GIVEN REQUEST A. According to the post on crunching log lines with LogParser, about how many calls per day does the service handle on average?
GIVEN REQUEST B. Reproduce the post on crunching log lines with LogParser from "These calls are from" up to and including "user agent distribution.".

BEGIN SELECTED EXTRACT

Tuesday, November 19, 2013

Crunching Billions of Log Lines With LogParser

Yesterday three different people came to me asking what type and how many browsers are our "users" using to access our content. Since our products load on about 50 - 80 million pages a day we have a pretty good sample size. And a hell of a lot of log files to collect and analyze. Since I already summarize this info on each server daily it was rather simple to gather these summaries and tally them for the month.

These calls are from one of our services that handles an average of about 50,000,000 calls per day. Of course these calls are spread across several web servers, so I took the daily summary from each server & combined them per day, then took these daily summaries and combined them for last month (October 2013). In total this represents only about 5-8% of our total daily calls, but this particular service is the first called by many of our products so it is the best place from which to gather info like user agent distribution.

END SELECTED EXTRACT
BEGIN INFORMATION SUPPLIED

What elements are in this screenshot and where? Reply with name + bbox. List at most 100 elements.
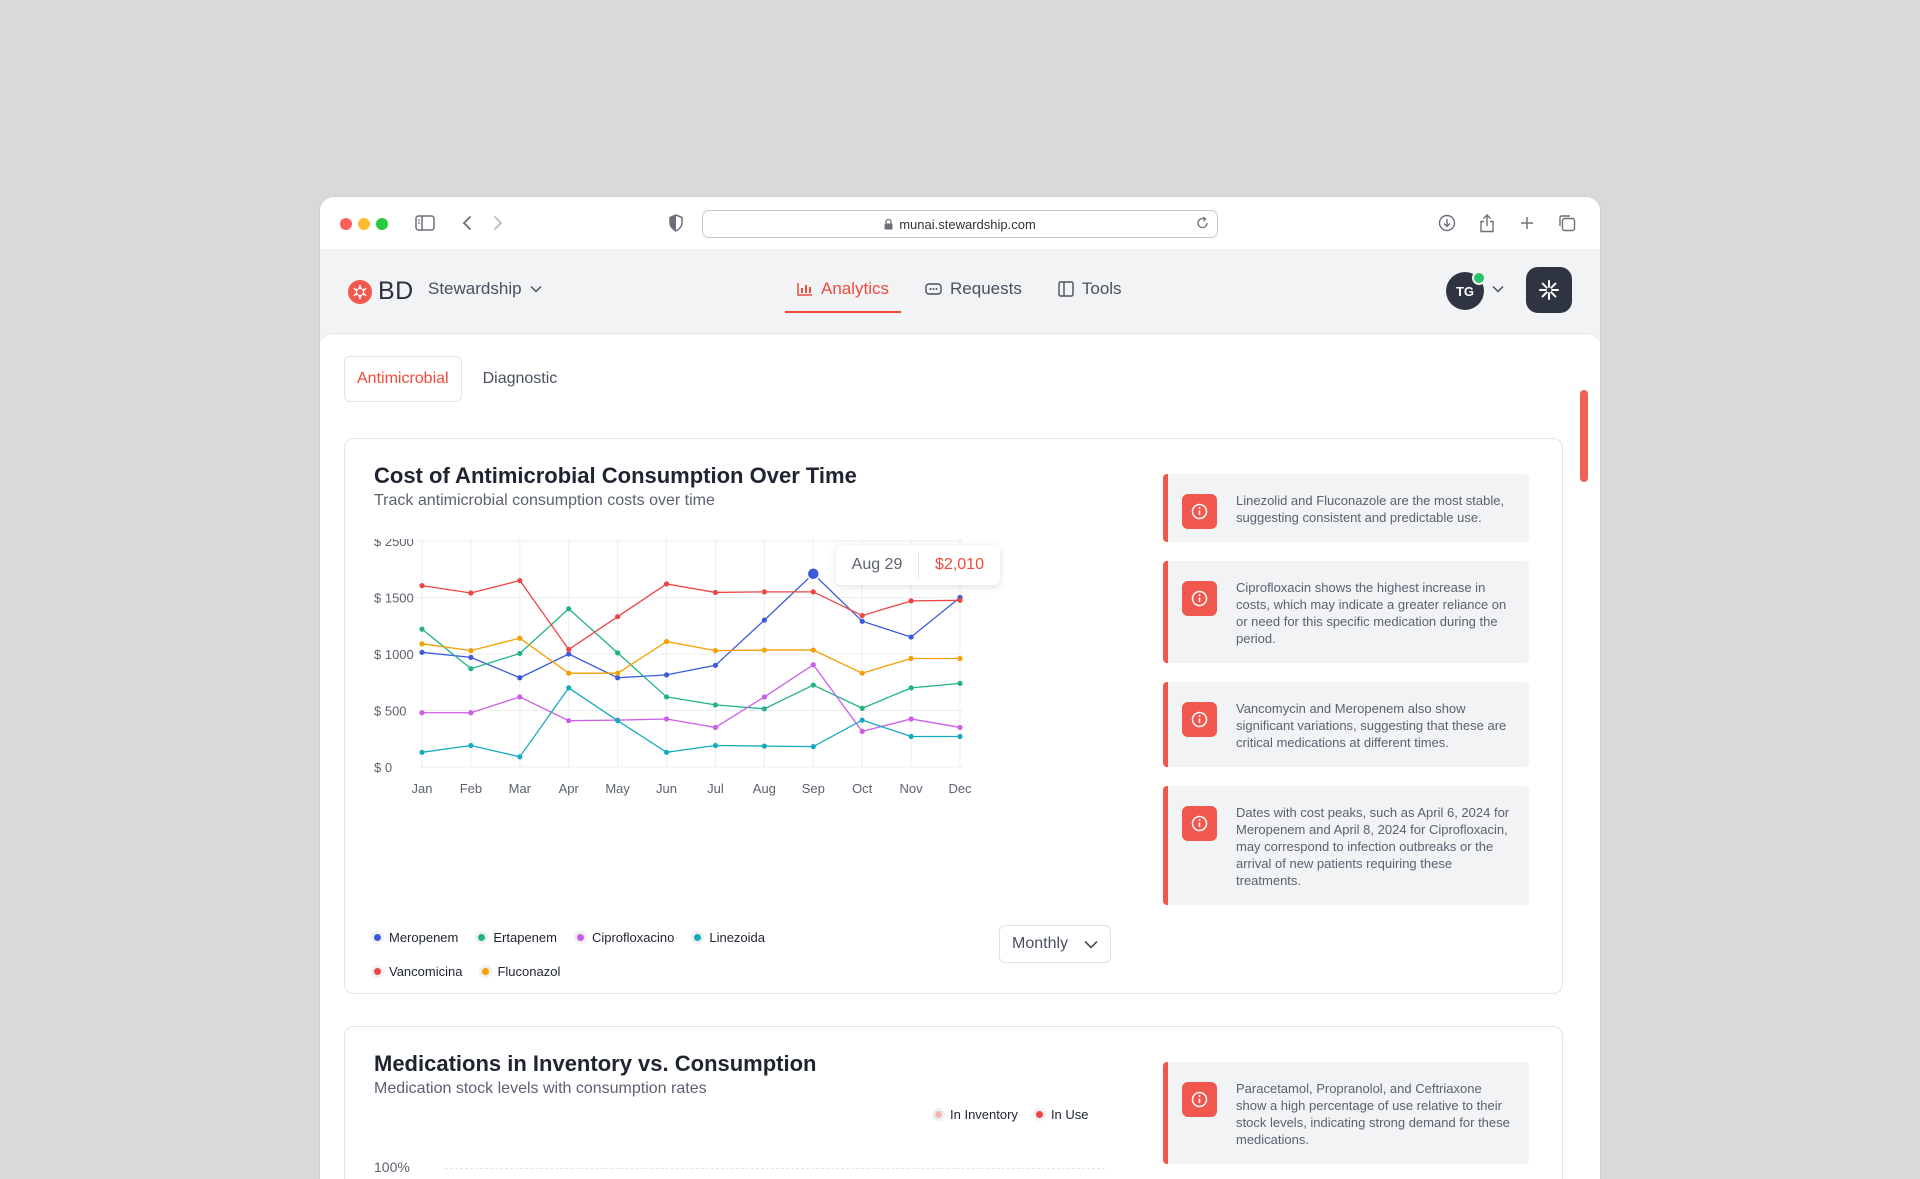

END INFORMATION SUPPLIED

OUTPUT A. About 50,000,000 calls per day.

OUTPUT B.
These calls are from one of our services that handles an average of about 50,000,000 calls per day. Of course these calls are spread across several web servers, so I took the daily summary from each server & combined them per day, then took these daily summaries and combined them for last month (October 2013). In total this represents only about 5-8% of our total daily calls, but this particular service is the first called by many of our products so it is the best place from which to gather info like user agent distribution.